▸ Exercise: Every record below should be transcribed exactly. Omit the images.

▸ Dataset records:
"""

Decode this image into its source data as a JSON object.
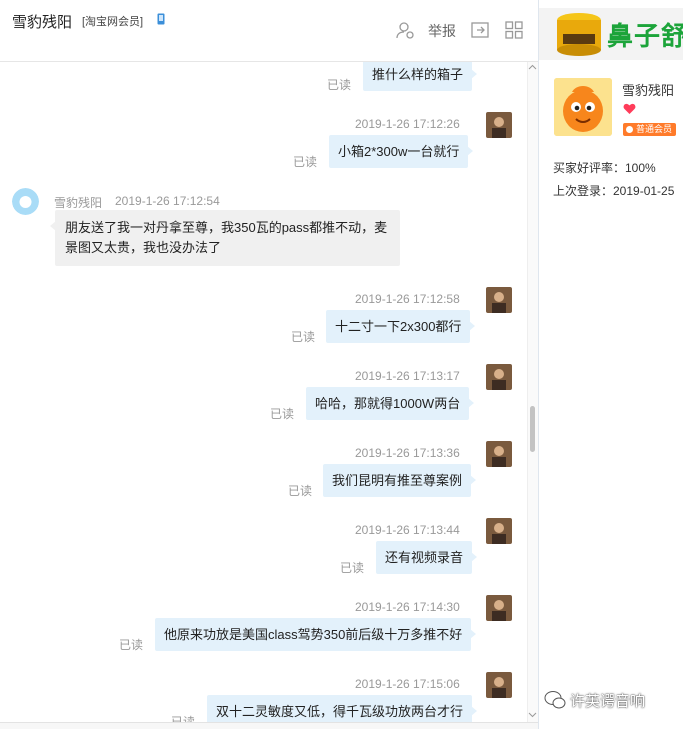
{
  "header": {
    "contact_name": "雪豹残阳",
    "member_tag": "[淘宝网会员]",
    "report_label": "举报"
  },
  "chat": {
    "messages": [
      {
        "dir": "out",
        "text": "推什么样的箱子",
        "read": "已读"
      },
      {
        "dir": "out",
        "timestamp": "2019-1-26 17:12:26",
        "text": "小箱2*300w一台就行",
        "read": "已读"
      },
      {
        "dir": "in",
        "sender": "雪豹残阳",
        "timestamp": "2019-1-26 17:12:54",
        "text": "朋友送了我一对丹拿至尊，我350瓦的pass都推不动，麦景图又太贵，我也没办法了"
      },
      {
        "dir": "out",
        "timestamp": "2019-1-26 17:12:58",
        "text": "十二寸一下2x300都行",
        "read": "已读"
      },
      {
        "dir": "out",
        "timestamp": "2019-1-26 17:13:17",
        "text": "哈哈，那就得1000W两台",
        "read": "已读"
      },
      {
        "dir": "out",
        "timestamp": "2019-1-26 17:13:36",
        "text": "我们昆明有推至尊案例",
        "read": "已读"
      },
      {
        "dir": "out",
        "timestamp": "2019-1-26 17:13:44",
        "text": "还有视频录音",
        "read": "已读"
      },
      {
        "dir": "out",
        "timestamp": "2019-1-26 17:14:30",
        "text": "他原来功放是美国class驾势350前后级十万多推不好",
        "read": "已读"
      },
      {
        "dir": "out",
        "timestamp": "2019-1-26 17:15:06",
        "text": "双十二灵敏度又低，得千瓦级功放两台才行",
        "read": "已读"
      }
    ]
  },
  "sidebar": {
    "ad_text": "鼻子舒",
    "profile_name": "雪豹残阳",
    "member_badge": "普通会员",
    "rating": "买家好评率：100%",
    "last_login": "上次登录：2019-01-25"
  },
  "watermark": "许英谔音响",
  "colors": {
    "bubble_out": "#e3f1fb",
    "bubble_in": "#f0f0f0",
    "ad_green": "#1ca43a",
    "badge_orange": "#ff7b2a"
  }
}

"""

▸ Result of this task:
Decode this image into its source data as a JSON object.
{
  "header": {
    "contact_name": "雪豹残阳",
    "member_tag": "[淘宝网会员]",
    "report_label": "举报"
  },
  "chat": {
    "messages": [
      {
        "dir": "out",
        "text": "推什么样的箱子",
        "read": "已读"
      },
      {
        "dir": "out",
        "timestamp": "2019-1-26 17:12:26",
        "text": "小箱2*300w一台就行",
        "read": "已读"
      },
      {
        "dir": "in",
        "sender": "雪豹残阳",
        "timestamp": "2019-1-26 17:12:54",
        "text": "朋友送了我一对丹拿至尊，我350瓦的pass都推不动，麦景图又太贵，我也没办法了"
      },
      {
        "dir": "out",
        "timestamp": "2019-1-26 17:12:58",
        "text": "十二寸一下2x300都行",
        "read": "已读"
      },
      {
        "dir": "out",
        "timestamp": "2019-1-26 17:13:17",
        "text": "哈哈，那就得1000W两台",
        "read": "已读"
      },
      {
        "dir": "out",
        "timestamp": "2019-1-26 17:13:36",
        "text": "我们昆明有推至尊案例",
        "read": "已读"
      },
      {
        "dir": "out",
        "timestamp": "2019-1-26 17:13:44",
        "text": "还有视频录音",
        "read": "已读"
      },
      {
        "dir": "out",
        "timestamp": "2019-1-26 17:14:30",
        "text": "他原来功放是美国class驾势350前后级十万多推不好",
        "read": "已读"
      },
      {
        "dir": "out",
        "timestamp": "2019-1-26 17:15:06",
        "text": "双十二灵敏度又低，得千瓦级功放两台才行",
        "read": "已读"
      }
    ]
  },
  "sidebar": {
    "ad_text": "鼻子舒",
    "profile_name": "雪豹残阳",
    "member_badge": "普通会员",
    "rating": "买家好评率：100%",
    "last_login": "上次登录：2019-01-25"
  },
  "watermark": "许英谔音响",
  "colors": {
    "bubble_out": "#e3f1fb",
    "bubble_in": "#f0f0f0",
    "ad_green": "#1ca43a",
    "badge_orange": "#ff7b2a"
  }
}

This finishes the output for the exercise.